- TASK REQUIREMENTS -
Print the listing as it stands, omitting all images.

▬▬▬

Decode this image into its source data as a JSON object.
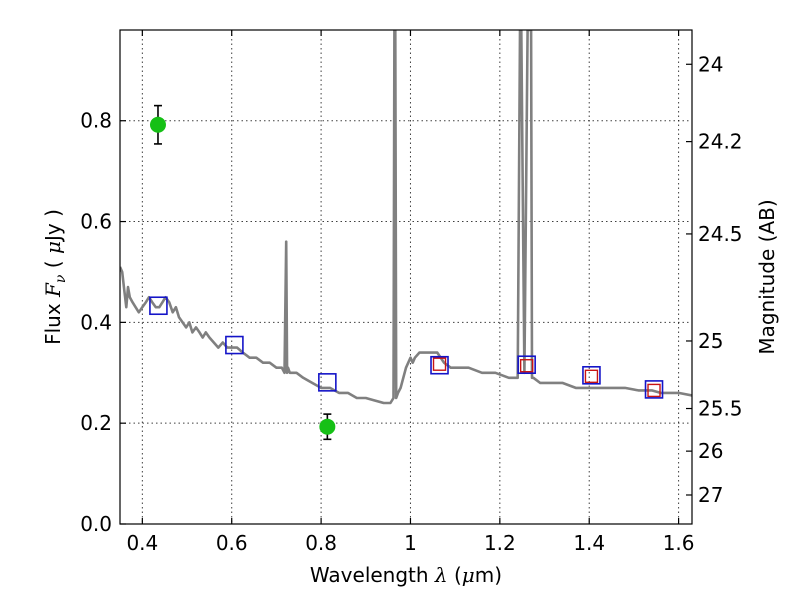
{
  "chart_data": {
    "type": "line",
    "xlabel": "Wavelength  λ (μm)",
    "ylabel": "Flux  F_ν  ( μJy )",
    "ylabel_parts": [
      "Flux  ",
      "F",
      "ν",
      "  ( ",
      "μ",
      "Jy )"
    ],
    "xlabel_parts": [
      "Wavelength  ",
      "λ",
      " (",
      "μ",
      "m)"
    ],
    "y2label": "Magnitude (AB)",
    "xlim": [
      0.35,
      1.63
    ],
    "ylim": [
      0.0,
      0.98
    ],
    "x_ticks": [
      0.4,
      0.6,
      0.8,
      1.0,
      1.2,
      1.4,
      1.6
    ],
    "x_tick_labels": [
      "0.4",
      "0.6",
      "0.8",
      "1",
      "1.2",
      "1.4",
      "1.6"
    ],
    "y_ticks": [
      0.0,
      0.2,
      0.4,
      0.6,
      0.8
    ],
    "y_tick_labels": [
      "0.0",
      "0.2",
      "0.4",
      "0.6",
      "0.8"
    ],
    "y2_ticks": [
      24,
      24.2,
      24.5,
      25,
      25.5,
      26,
      27
    ],
    "y2_tick_labels": [
      "24",
      "24.2",
      "24.5",
      "25",
      "25.5",
      "26",
      "27"
    ],
    "grid": true,
    "series": [
      {
        "kind": "sed-model",
        "color": "#808080",
        "x": [
          0.35,
          0.355,
          0.36,
          0.364,
          0.368,
          0.372,
          0.378,
          0.385,
          0.392,
          0.4,
          0.408,
          0.415,
          0.422,
          0.43,
          0.438,
          0.445,
          0.452,
          0.46,
          0.468,
          0.475,
          0.482,
          0.49,
          0.498,
          0.505,
          0.512,
          0.52,
          0.528,
          0.535,
          0.542,
          0.55,
          0.56,
          0.57,
          0.58,
          0.59,
          0.6,
          0.612,
          0.625,
          0.64,
          0.655,
          0.67,
          0.685,
          0.7,
          0.712,
          0.718,
          0.722,
          0.724,
          0.726,
          0.73,
          0.745,
          0.76,
          0.78,
          0.8,
          0.82,
          0.84,
          0.86,
          0.88,
          0.9,
          0.92,
          0.94,
          0.955,
          0.962,
          0.964,
          0.966,
          0.968,
          0.972,
          0.978,
          0.984,
          0.99,
          1.0,
          1.005,
          1.01,
          1.02,
          1.04,
          1.06,
          1.075,
          1.09,
          1.11,
          1.13,
          1.16,
          1.19,
          1.22,
          1.24,
          1.245,
          1.248,
          1.255,
          1.262,
          1.27,
          1.272,
          1.275,
          1.29,
          1.31,
          1.34,
          1.37,
          1.4,
          1.42,
          1.45,
          1.48,
          1.51,
          1.54,
          1.56,
          1.58,
          1.6,
          1.63
        ],
        "y": [
          0.51,
          0.5,
          0.46,
          0.43,
          0.47,
          0.45,
          0.44,
          0.43,
          0.42,
          0.43,
          0.44,
          0.45,
          0.44,
          0.43,
          0.43,
          0.44,
          0.45,
          0.44,
          0.42,
          0.43,
          0.41,
          0.4,
          0.39,
          0.4,
          0.38,
          0.39,
          0.38,
          0.37,
          0.38,
          0.37,
          0.36,
          0.35,
          0.36,
          0.35,
          0.35,
          0.35,
          0.34,
          0.33,
          0.33,
          0.32,
          0.32,
          0.31,
          0.31,
          0.3,
          0.56,
          0.3,
          0.31,
          0.3,
          0.3,
          0.29,
          0.28,
          0.27,
          0.27,
          0.26,
          0.26,
          0.25,
          0.25,
          0.245,
          0.24,
          0.24,
          0.25,
          0.98,
          0.98,
          0.25,
          0.26,
          0.27,
          0.29,
          0.31,
          0.33,
          0.32,
          0.33,
          0.34,
          0.34,
          0.34,
          0.32,
          0.31,
          0.31,
          0.31,
          0.3,
          0.3,
          0.29,
          0.29,
          0.98,
          0.98,
          0.3,
          0.98,
          0.98,
          0.29,
          0.29,
          0.28,
          0.28,
          0.28,
          0.27,
          0.27,
          0.27,
          0.27,
          0.27,
          0.265,
          0.265,
          0.26,
          0.26,
          0.26,
          0.255
        ]
      }
    ],
    "model_band_flux": {
      "marker": "square",
      "color": "#1414c8",
      "points": [
        {
          "x": 0.436,
          "y": 0.433
        },
        {
          "x": 0.606,
          "y": 0.355
        },
        {
          "x": 0.814,
          "y": 0.281
        },
        {
          "x": 1.065,
          "y": 0.315
        },
        {
          "x": 1.26,
          "y": 0.316
        },
        {
          "x": 1.405,
          "y": 0.295
        },
        {
          "x": 1.545,
          "y": 0.267
        }
      ]
    },
    "observed_band_flux": {
      "marker": "square",
      "color": "#c81414",
      "points": [
        {
          "x": 1.065,
          "y": 0.317
        },
        {
          "x": 1.26,
          "y": 0.314
        },
        {
          "x": 1.405,
          "y": 0.293
        },
        {
          "x": 1.545,
          "y": 0.265
        }
      ]
    },
    "measurements": {
      "marker": "circle",
      "color": "#16c016",
      "points": [
        {
          "x": 0.435,
          "y": 0.792,
          "yerr": 0.038
        },
        {
          "x": 0.814,
          "y": 0.193,
          "yerr": 0.025
        }
      ]
    }
  }
}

▬▬▬

- TASK OUTPUT -
Decode this image into its source data as a JSON object.
{
  "chart_data": {
    "type": "line",
    "xlabel": "Wavelength  λ (μm)",
    "ylabel": "Flux  F_ν  ( μJy )",
    "ylabel_parts": [
      "Flux  ",
      "F",
      "ν",
      "  ( ",
      "μ",
      "Jy )"
    ],
    "xlabel_parts": [
      "Wavelength  ",
      "λ",
      " (",
      "μ",
      "m)"
    ],
    "y2label": "Magnitude (AB)",
    "xlim": [
      0.35,
      1.63
    ],
    "ylim": [
      0.0,
      0.98
    ],
    "x_ticks": [
      0.4,
      0.6,
      0.8,
      1.0,
      1.2,
      1.4,
      1.6
    ],
    "x_tick_labels": [
      "0.4",
      "0.6",
      "0.8",
      "1",
      "1.2",
      "1.4",
      "1.6"
    ],
    "y_ticks": [
      0.0,
      0.2,
      0.4,
      0.6,
      0.8
    ],
    "y_tick_labels": [
      "0.0",
      "0.2",
      "0.4",
      "0.6",
      "0.8"
    ],
    "y2_ticks": [
      24,
      24.2,
      24.5,
      25,
      25.5,
      26,
      27
    ],
    "y2_tick_labels": [
      "24",
      "24.2",
      "24.5",
      "25",
      "25.5",
      "26",
      "27"
    ],
    "grid": true,
    "series": [
      {
        "kind": "sed-model",
        "color": "#808080",
        "x": [
          0.35,
          0.355,
          0.36,
          0.364,
          0.368,
          0.372,
          0.378,
          0.385,
          0.392,
          0.4,
          0.408,
          0.415,
          0.422,
          0.43,
          0.438,
          0.445,
          0.452,
          0.46,
          0.468,
          0.475,
          0.482,
          0.49,
          0.498,
          0.505,
          0.512,
          0.52,
          0.528,
          0.535,
          0.542,
          0.55,
          0.56,
          0.57,
          0.58,
          0.59,
          0.6,
          0.612,
          0.625,
          0.64,
          0.655,
          0.67,
          0.685,
          0.7,
          0.712,
          0.718,
          0.722,
          0.724,
          0.726,
          0.73,
          0.745,
          0.76,
          0.78,
          0.8,
          0.82,
          0.84,
          0.86,
          0.88,
          0.9,
          0.92,
          0.94,
          0.955,
          0.962,
          0.964,
          0.966,
          0.968,
          0.972,
          0.978,
          0.984,
          0.99,
          1.0,
          1.005,
          1.01,
          1.02,
          1.04,
          1.06,
          1.075,
          1.09,
          1.11,
          1.13,
          1.16,
          1.19,
          1.22,
          1.24,
          1.245,
          1.248,
          1.255,
          1.262,
          1.27,
          1.272,
          1.275,
          1.29,
          1.31,
          1.34,
          1.37,
          1.4,
          1.42,
          1.45,
          1.48,
          1.51,
          1.54,
          1.56,
          1.58,
          1.6,
          1.63
        ],
        "y": [
          0.51,
          0.5,
          0.46,
          0.43,
          0.47,
          0.45,
          0.44,
          0.43,
          0.42,
          0.43,
          0.44,
          0.45,
          0.44,
          0.43,
          0.43,
          0.44,
          0.45,
          0.44,
          0.42,
          0.43,
          0.41,
          0.4,
          0.39,
          0.4,
          0.38,
          0.39,
          0.38,
          0.37,
          0.38,
          0.37,
          0.36,
          0.35,
          0.36,
          0.35,
          0.35,
          0.35,
          0.34,
          0.33,
          0.33,
          0.32,
          0.32,
          0.31,
          0.31,
          0.3,
          0.56,
          0.3,
          0.31,
          0.3,
          0.3,
          0.29,
          0.28,
          0.27,
          0.27,
          0.26,
          0.26,
          0.25,
          0.25,
          0.245,
          0.24,
          0.24,
          0.25,
          0.98,
          0.98,
          0.25,
          0.26,
          0.27,
          0.29,
          0.31,
          0.33,
          0.32,
          0.33,
          0.34,
          0.34,
          0.34,
          0.32,
          0.31,
          0.31,
          0.31,
          0.3,
          0.3,
          0.29,
          0.29,
          0.98,
          0.98,
          0.3,
          0.98,
          0.98,
          0.29,
          0.29,
          0.28,
          0.28,
          0.28,
          0.27,
          0.27,
          0.27,
          0.27,
          0.27,
          0.265,
          0.265,
          0.26,
          0.26,
          0.26,
          0.255
        ]
      }
    ],
    "model_band_flux": {
      "marker": "square",
      "color": "#1414c8",
      "points": [
        {
          "x": 0.436,
          "y": 0.433
        },
        {
          "x": 0.606,
          "y": 0.355
        },
        {
          "x": 0.814,
          "y": 0.281
        },
        {
          "x": 1.065,
          "y": 0.315
        },
        {
          "x": 1.26,
          "y": 0.316
        },
        {
          "x": 1.405,
          "y": 0.295
        },
        {
          "x": 1.545,
          "y": 0.267
        }
      ]
    },
    "observed_band_flux": {
      "marker": "square",
      "color": "#c81414",
      "points": [
        {
          "x": 1.065,
          "y": 0.317
        },
        {
          "x": 1.26,
          "y": 0.314
        },
        {
          "x": 1.405,
          "y": 0.293
        },
        {
          "x": 1.545,
          "y": 0.265
        }
      ]
    },
    "measurements": {
      "marker": "circle",
      "color": "#16c016",
      "points": [
        {
          "x": 0.435,
          "y": 0.792,
          "yerr": 0.038
        },
        {
          "x": 0.814,
          "y": 0.193,
          "yerr": 0.025
        }
      ]
    }
  }
}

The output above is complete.